Make an exact copy of the records, with the images left out.

Some records:
------------------------------------

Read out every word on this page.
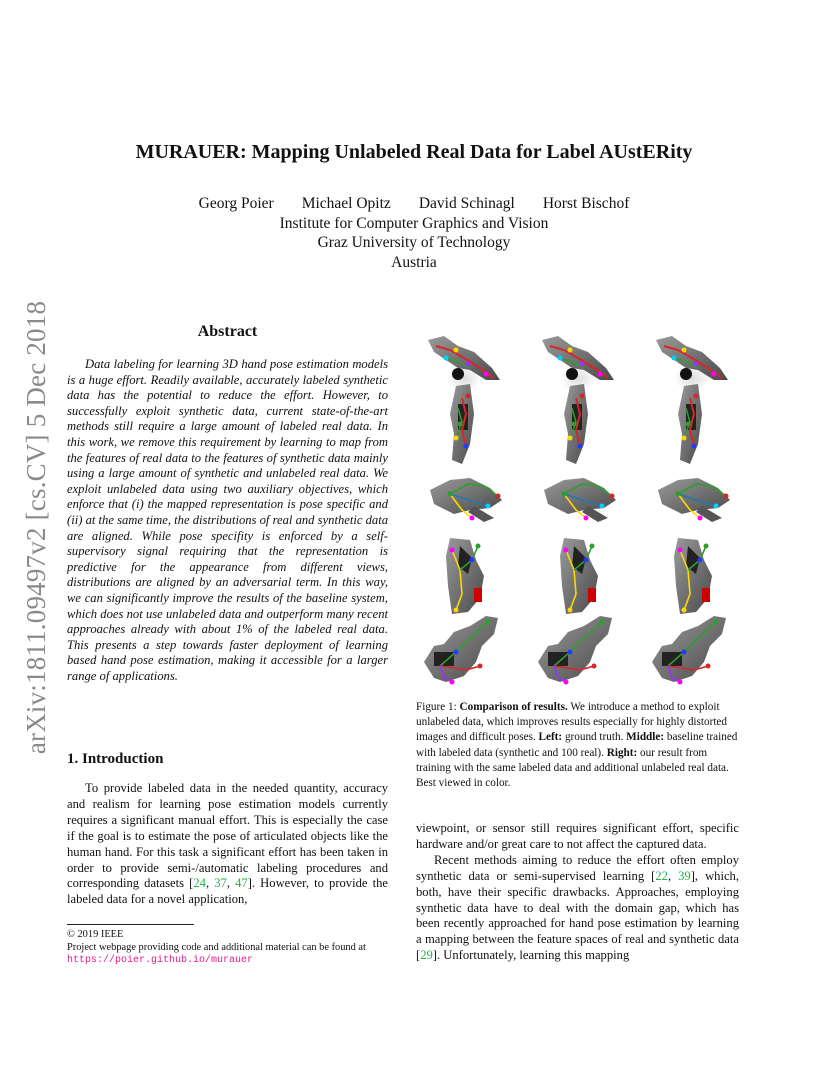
arXiv:1811.09497v2 [cs.CV] 5 Dec 2018
MURAUER: Mapping Unlabeled Real Data for Label AUstERity
Georg Poier Michael Opitz David Schinagl Horst Bischof
Institute for Computer Graphics and Vision
Graz University of Technology
Austria
Abstract

Data labeling for learning 3D hand pose estimation models is a huge effort. Readily available, accurately labeled synthetic data has the potential to reduce the effort. However, to successfully exploit synthetic data, current state-of-the-art methods still require a large amount of labeled real data. In this work, we remove this requirement by learning to map from the features of real data to the features of synthetic data mainly using a large amount of synthetic and unlabeled real data. We exploit unlabeled data using two auxiliary objectives, which enforce that (i) the mapped representation is pose specific and (ii) at the same time, the distributions of real and synthetic data are aligned. While pose specifity is enforced by a self-supervisory signal requiring that the representation is predictive for the appearance from different views, distributions are aligned by an adversarial term. In this way, we can significantly improve the results of the baseline system, which does not use unlabeled data and outperform many recent approaches already with about 1% of the labeled real data. This presents a step towards faster deployment of learning based hand pose estimation, making it accessible for a larger range of applications.

1. Introduction

To provide labeled data in the needed quantity, accuracy and realism for learning pose estimation models currently requires a significant manual effort. This is especially the case if the goal is to estimate the pose of articulated objects like the human hand. For this task a significant effort has been taken in order to provide semi-/automatic labeling procedures and corresponding datasets [24, 37, 47]. However, to provide the labeled data for a novel application,

© 2019 IEEE
Project webpage providing code and additional material can be found at
https://poier.github.io/murauer

Figure 1: Comparison of results. We introduce a method to exploit unlabeled data, which improves results especially for highly distorted images and difficult poses. Left: ground truth. Middle: baseline trained with labeled data (synthetic and 100 real). Right: our result from training with the same labeled data and additional unlabeled real data. Best viewed in color.

viewpoint, or sensor still requires significant effort, specific hardware and/or great care to not affect the captured data.

Recent methods aiming to reduce the effort often employ synthetic data or semi-supervised learning [22, 39], which, both, have their specific drawbacks. Approaches, employing synthetic data have to deal with the domain gap, which has been recently approached for hand pose estimation by learning a mapping between the feature spaces of real and synthetic data [29]. Unfortunately, learning this mapping
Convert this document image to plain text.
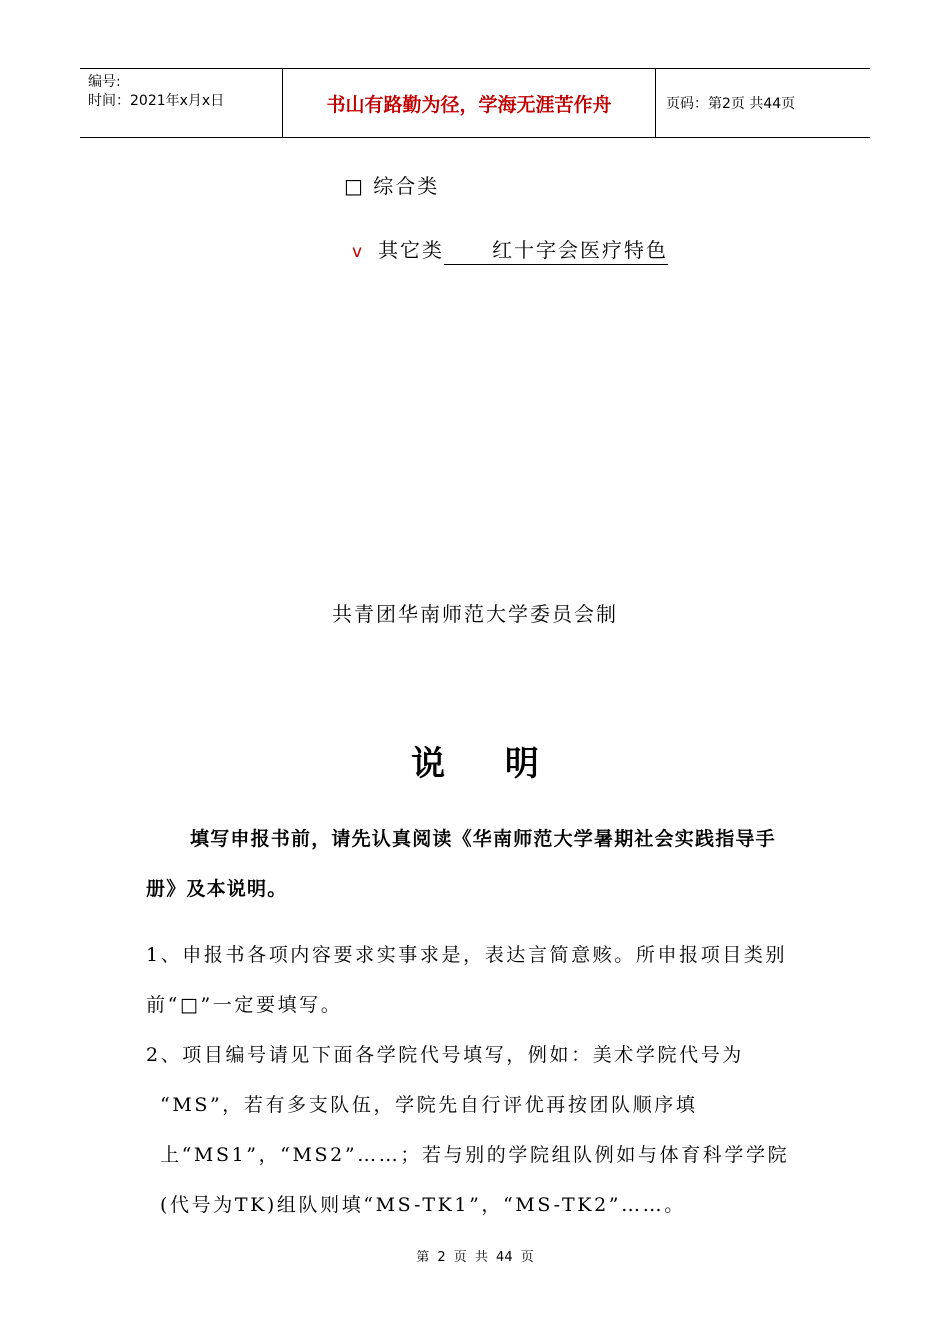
编号:
时间：2021年x月x日	书山有路勤为径，学海无涯苦作舟	页码：第2页 共44页
□ 综合类
v 其它类 红十字会医疗特色
共青团华南师范大学委员会制
说 明
填写申报书前，请先认真阅读《华南师范大学暑期社会实践指导手册》及本说明。
1、申报书各项内容要求实事求是，表达言简意赅。所申报项目类别前“□”一定要填写。
2、项目编号请见下面各学院代号填写，例如：美术学院代号为
“MS”，若有多支队伍，学院先自行评优再按团队顺序填上“MS1”，“MS2”……；若与别的学院组队例如与体育科学学院(代号为TK)组队则填“MS-TK1”，“MS-TK2”……。
第 2 页 共 44 页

------------------------------------

# SOLUTION TO THIS TASK
Read out every word on this page.
arXiv:1811.09497v2 [cs.CV] 5 Dec 2018
MURAUER: Mapping Unlabeled Real Data for Label AUstERity
Georg Poier Michael Opitz David Schinagl Horst Bischof
Institute for Computer Graphics and Vision
Graz University of Technology
Austria
Abstract

Data labeling for learning 3D hand pose estimation models is a huge effort. Readily available, accurately labeled synthetic data has the potential to reduce the effort. However, to successfully exploit synthetic data, current state-of-the-art methods still require a large amount of labeled real data. In this work, we remove this requirement by learning to map from the features of real data to the features of synthetic data mainly using a large amount of synthetic and unlabeled real data. We exploit unlabeled data using two auxiliary objectives, which enforce that (i) the mapped representation is pose specific and (ii) at the same time, the distributions of real and synthetic data are aligned. While pose specifity is enforced by a self-supervisory signal requiring that the representation is predictive for the appearance from different views, distributions are aligned by an adversarial term. In this way, we can significantly improve the results of the baseline system, which does not use unlabeled data and outperform many recent approaches already with about 1% of the labeled real data. This presents a step towards faster deployment of learning based hand pose estimation, making it accessible for a larger range of applications.

1. Introduction

To provide labeled data in the needed quantity, accuracy and realism for learning pose estimation models currently requires a significant manual effort. This is especially the case if the goal is to estimate the pose of articulated objects like the human hand. For this task a significant effort has been taken in order to provide semi-/automatic labeling procedures and corresponding datasets [24, 37, 47]. However, to provide the labeled data for a novel application,

© 2019 IEEE
Project webpage providing code and additional material can be found at
https://poier.github.io/murauer

Figure 1: Comparison of results. We introduce a method to exploit unlabeled data, which improves results especially for highly distorted images and difficult poses. Left: ground truth. Middle: baseline trained with labeled data (synthetic and 100 real). Right: our result from training with the same labeled data and additional unlabeled real data. Best viewed in color.

viewpoint, or sensor still requires significant effort, specific hardware and/or great care to not affect the captured data.

Recent methods aiming to reduce the effort often employ synthetic data or semi-supervised learning [22, 39], which, both, have their specific drawbacks. Approaches, employing synthetic data have to deal with the domain gap, which has been recently approached for hand pose estimation by learning a mapping between the feature spaces of real and synthetic data [29]. Unfortunately, learning this mapping
Convert this document image to plain text.
编号:
时间：2021年x月x日	书山有路勤为径，学海无涯苦作舟	页码：第2页 共44页
□ 综合类
v 其它类 红十字会医疗特色
共青团华南师范大学委员会制
说 明
填写申报书前，请先认真阅读《华南师范大学暑期社会实践指导手册》及本说明。
1、申报书各项内容要求实事求是，表达言简意赅。所申报项目类别前“□”一定要填写。
2、项目编号请见下面各学院代号填写，例如：美术学院代号为
“MS”，若有多支队伍，学院先自行评优再按团队顺序填上“MS1”，“MS2”……；若与别的学院组队例如与体育科学学院(代号为TK)组队则填“MS-TK1”，“MS-TK2”……。
第 2 页 共 44 页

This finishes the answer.